What you should do → List every line below containing "MODE".

Collected data →
** Begin **

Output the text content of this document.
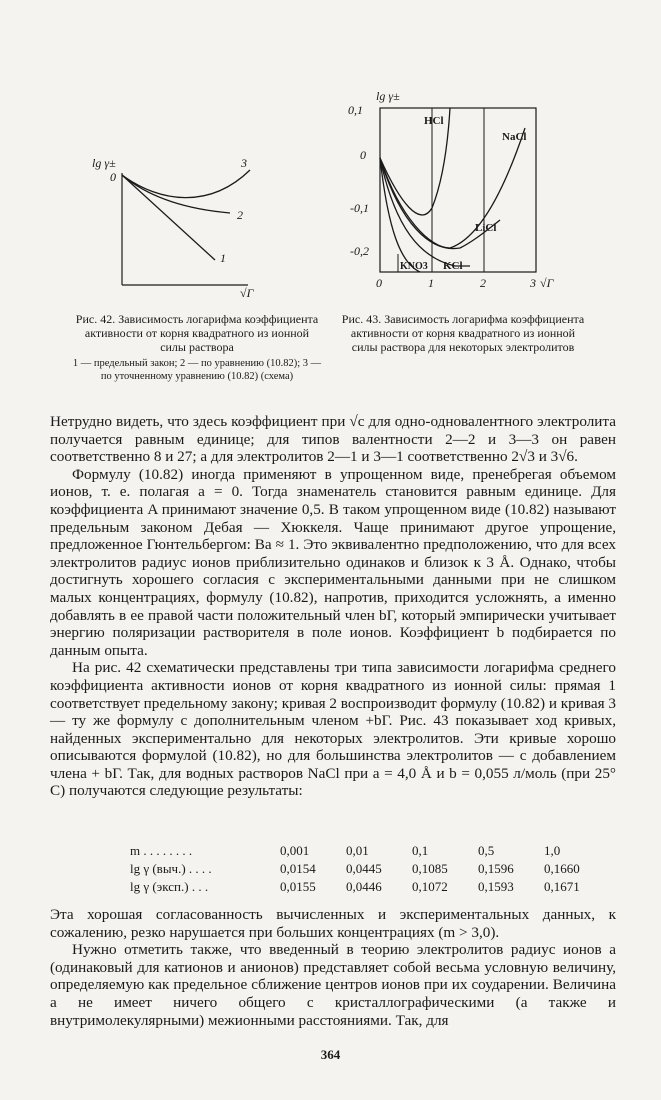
lg γ±
0
1
2
3
√Γ
Рис. 42. Зависимость логарифма коэффициента активности от корня квадратного из ионной силы раствора
1 — предельный закон; 2 — по уравнению (10.82); 3 — по уточненному уравнению (10.82) (схема)
lg γ±
0,1
0
-0,1
-0,2
HCl
NaCl
LiCl
KNO3 KCl
0	1	2	3 √Γ
Рис. 43. Зависимость логарифма коэффициента активности от корня квадратного из ионной силы раствора для некоторых электролитов

Нетрудно видеть, что здесь коэффициент при √c для одно-одновалентного электролита получается равным единице; для типов валентности 2—2 и 3—3 он равен соответственно 8 и 27; а для электролитов 2—1 и 3—1 соответственно 2√3 и 3√6.

Формулу (10.82) иногда применяют в упрощенном виде, пренебрегая объемом ионов, т. е. полагая a = 0. Тогда знаменатель становится равным единице. Для коэффициента A принимают значение 0,5. В таком упрощенном виде (10.82) называют предельным законом Дебая — Хюккеля. Чаще принимают другое упрощение, предложенное Гюнтельбергом: Ba ≈ 1. Это эквивалентно предположению, что для всех электролитов радиус ионов приблизительно одинаков и близок к 3 Å. Однако, чтобы достигнуть хорошего согласия с экспериментальными данными при не слишком малых концентрациях, формулу (10.82), напротив, приходится усложнять, а именно добавлять в ее правой части положительный член bΓ, который эмпирически учитывает энергию поляризации растворителя в поле ионов. Коэффициент b подбирается по данным опыта.

На рис. 42 схематически представлены три типа зависимости логарифма среднего коэффициента активности ионов от корня квадратного из ионной силы: прямая 1 соответствует предельному закону; кривая 2 воспроизводит формулу (10.82) и кривая 3 — ту же формулу с дополнительным членом +bΓ. Рис. 43 показывает ход кривых, найденных экспериментально для некоторых электролитов. Эти кривые хорошо описываются формулой (10.82), но для большинства электролитов — с добавлением члена + bΓ. Так, для водных растворов NaCl при a = 4,0 Å и b = 0,055 л/моль (при 25° С) получаются следующие результаты:

m . . . . . . . .	0,001	0,01	0,1	0,5	1,0
lg γ (выч.) . . . .	0,0154	0,0445	0,1085	0,1596	0,1660
lg γ (эксп.) . . .	0,0155	0,0446	0,1072	0,1593	0,1671

Эта хорошая согласованность вычисленных и экспериментальных данных, к сожалению, резко нарушается при больших концентрациях (m > 3,0).

Нужно отметить также, что введенный в теорию электролитов радиус ионов a (одинаковый для катионов и анионов) представляет собой весьма условную величину, определяемую как предельное сближение центров ионов при их соударении. Величина a не имеет ничего общего с кристаллографическими (а также и внутримолекулярными) межионными расстояниями. Так, для

364
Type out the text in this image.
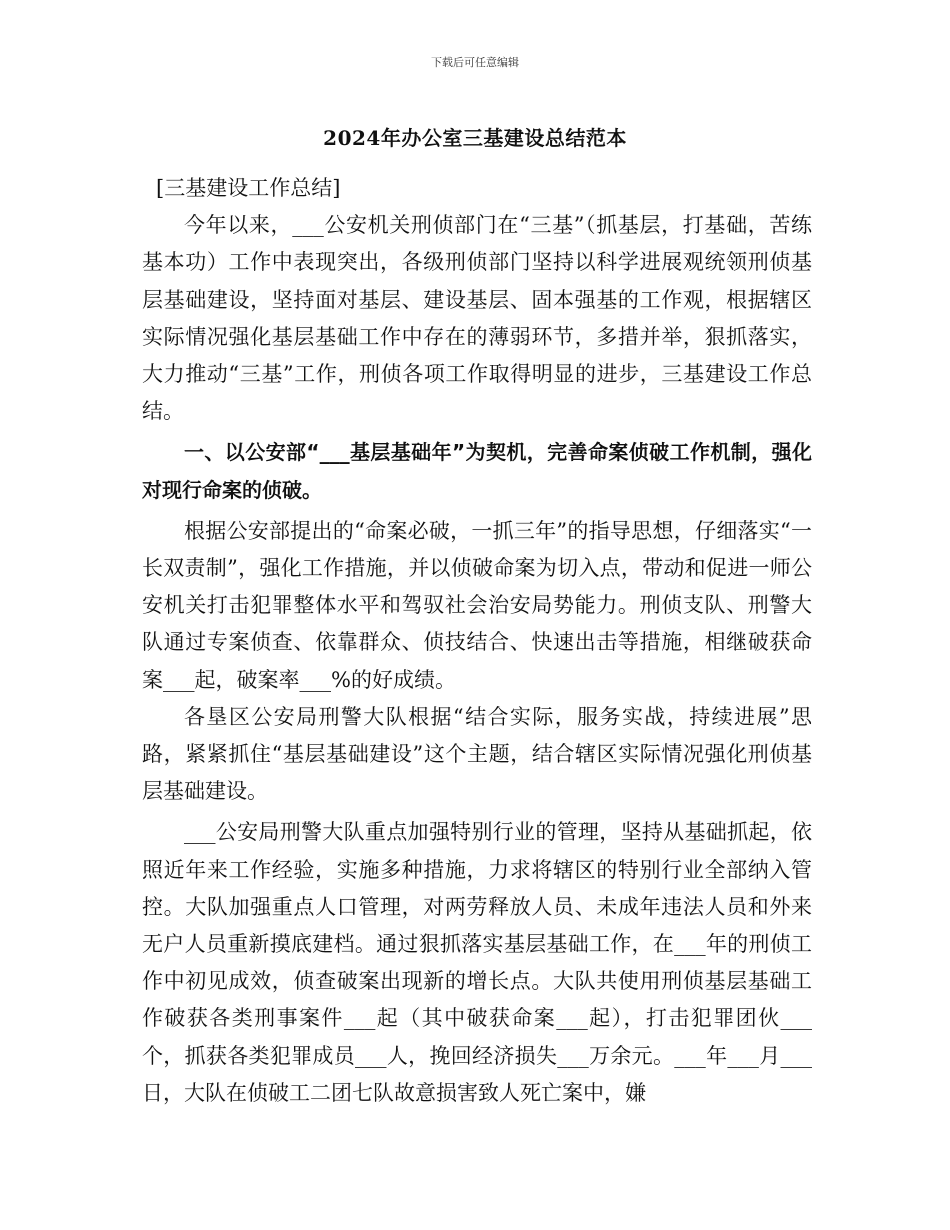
下载后可任意编辑
2024年办公室三基建设总结范本

[三基建设工作总结]

今年以来，___公安机关刑侦部门在“三基”（抓基层，打基础，苦练基本功）工作中表现突出，各级刑侦部门坚持以科学进展观统领刑侦基层基础建设，坚持面对基层、建设基层、固本强基的工作观，根据辖区实际情况强化基层基础工作中存在的薄弱环节，多措并举，狠抓落实，大力推动“三基”工作，刑侦各项工作取得明显的进步，三基建设工作总结。

一、以公安部“___基层基础年”为契机，完善命案侦破工作机制，强化对现行命案的侦破。

根据公安部提出的“命案必破，一抓三年”的指导思想，仔细落实“一长双责制”，强化工作措施，并以侦破命案为切入点，带动和促进一师公安机关打击犯罪整体水平和驾驭社会治安局势能力。刑侦支队、刑警大队通过专案侦查、依靠群众、侦技结合、快速出击等措施，相继破获命案___起，破案率___%的好成绩。

各垦区公安局刑警大队根据“结合实际，服务实战，持续进展”思路，紧紧抓住“基层基础建设”这个主题，结合辖区实际情况强化刑侦基层基础建设。

___公安局刑警大队重点加强特别行业的管理，坚持从基础抓起，依照近年来工作经验，实施多种措施，力求将辖区的特别行业全部纳入管控。大队加强重点人口管理，对两劳释放人员、未成年违法人员和外来无户人员重新摸底建档。通过狠抓落实基层基础工作，在___年的刑侦工作中初见成效，侦查破案出现新的增长点。大队共使用刑侦基层基础工作破获各类刑事案件___起（其中破获命案___起），打击犯罪团伙___个，抓获各类犯罪成员___人，挽回经济损失___万余元。___年___月___日，大队在侦破工二团七队故意损害致人死亡案中，嫌
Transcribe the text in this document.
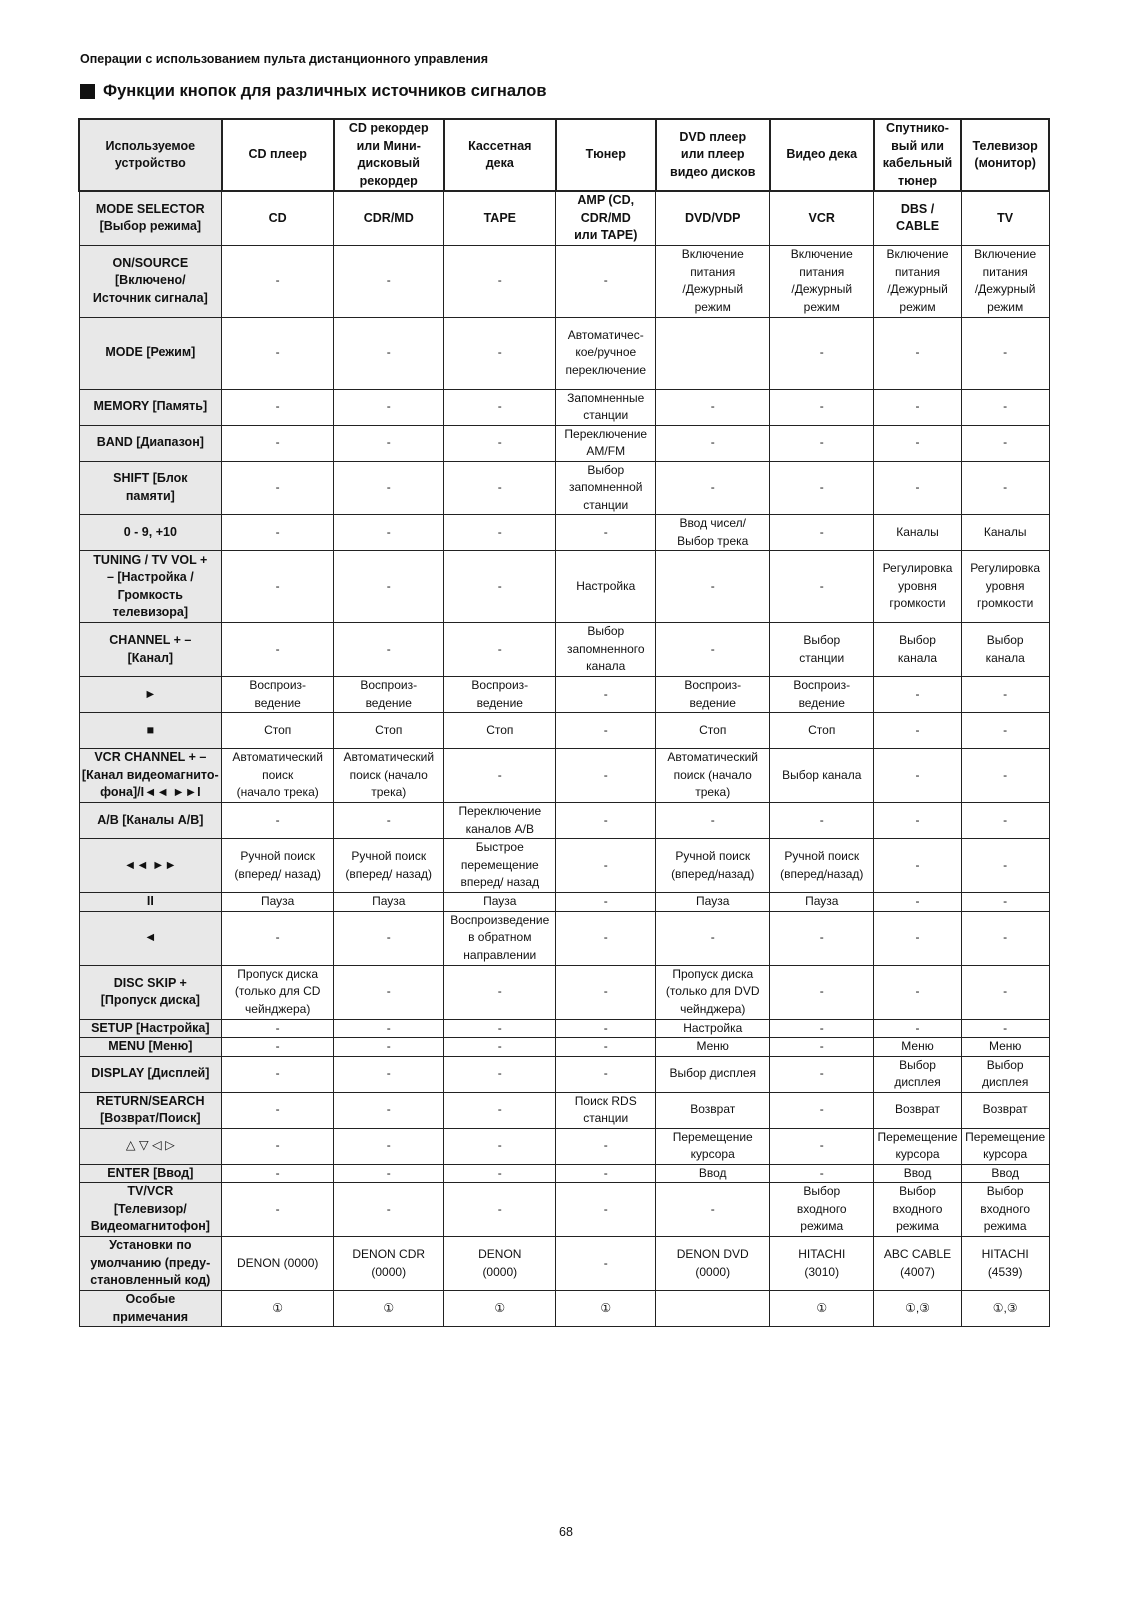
Операции с использованием пульта дистанционного управления
Функции кнопок для различных источников сигналов
Используемое
устройство	CD плеер	CD рекордер
или Мини-
дисковый
рекордер	Кассетная
дека	Тюнер	DVD плеер
или плеер
видео дисков	Видео дека	Спутнико-
вый или
кабельный
тюнер	Телевизор
(монитор)
MODE SELECTOR
[Выбор режима]	CD	CDR/MD	TAPE	AMP (CD,
CDR/MD
или TAPE)	DVD/VDP	VCR	DBS /
CABLE	TV
ON/SOURCE
[Включено/
Источник сигнала]	-	-	-	-	Включение
питания
/Дежурный
режим	Включение
питания
/Дежурный
режим	Включение
питания
/Дежурный
режим	Включение
питания
/Дежурный
режим
MODE [Режим]	-	-	-	Автоматичес-
кое/ручное
переключение		-	-	-
MEMORY [Память]	-	-	-	Запомненные
станции	-	-	-	-
BAND [Диапазон]	-	-	-	Переключение
AM/FM	-	-	-	-
SHIFT [Блок
памяти]	-	-	-	Выбор
запомненной
станции	-	-	-	-
0 - 9, +10	-	-	-	-	Ввод чисел/
Выбор трека	-	Каналы	Каналы
TUNING / TV VOL +
– [Настройка /
Громкость
телевизора]	-	-	-	Настройка	-	-	Регулировка
уровня
громкости	Регулировка
уровня
громкости
CHANNEL + –
[Канал]	-	-	-	Выбор
запомненного
канала	-	Выбор
станции	Выбор
канала	Выбор
канала
►	Воспроиз-
ведение	Воспроиз-
ведение	Воспроиз-
ведение	-	Воспроиз-
ведение	Воспроиз-
ведение	-	-
■	Стоп	Стоп	Стоп	-	Стоп	Стоп	-	-
VCR CHANNEL + –
[Канал видеомагнито-
фона]/I◄◄ ►►I	Автоматический
поиск
(начало трека)	Автоматический
поиск (начало
трека)	-	-	Автоматический
поиск (начало
трека)	Выбор канала	-	-
A/B [Каналы A/B]	-	-	Переключение
каналов A/B	-	-	-	-	-
◄◄ ►►	Ручной поиск
(вперед/ назад)	Ручной поиск
(вперед/ назад)	Быстрое
перемещение
вперед/ назад	-	Ручной поиск
(вперед/назад)	Ручной поиск
(вперед/назад)	-	-
II	Пауза	Пауза	Пауза	-	Пауза	Пауза	-	-
◄	-	-	Воспроизведение
в обратном
направлении	-	-	-	-	-
DISC SKIP +
[Пропуск диска]	Пропуск диска
(только для CD
чейнджера)	-	-	-	Пропуск диска
(только для DVD
чейнджера)	-	-	-
SETUP [Настройка]	-	-	-	-	Настройка	-	-	-
MENU [Меню]	-	-	-	-	Меню	-	Меню	Меню
DISPLAY [Дисплей]	-	-	-	-	Выбор дисплея	-	Выбор
дисплея	Выбор
дисплея
RETURN/SEARCH
[Возврат/Поиск]	-	-	-	Поиск RDS
станции	Возврат	-	Возврат	Возврат
△ ▽ ◁ ▷	-	-	-	-	Перемещение
курсора	-	Перемещение
курсора	Перемещение
курсора
ENTER [Ввод]	-	-	-	-	Ввод	-	Ввод	Ввод
TV/VCR
[Телевизор/
Видеомагнитофон]	-	-	-	-	-	Выбор
входного
режима	Выбор
входного
режима	Выбор
входного
режима
Установки по
умолчанию (преду-
становленный код)	DENON (0000)	DENON CDR
(0000)	DENON
(0000)	-	DENON DVD
(0000)	HITACHI
(3010)	ABC CABLE
(4007)	HITACHI
(4539)
Особые
примечания	①	①	①	①		①	①,③	①,③
68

** End **

Output of the exercise →
MODE SELECTOR
MODE [Режим]	-	-	-	Автоматичес-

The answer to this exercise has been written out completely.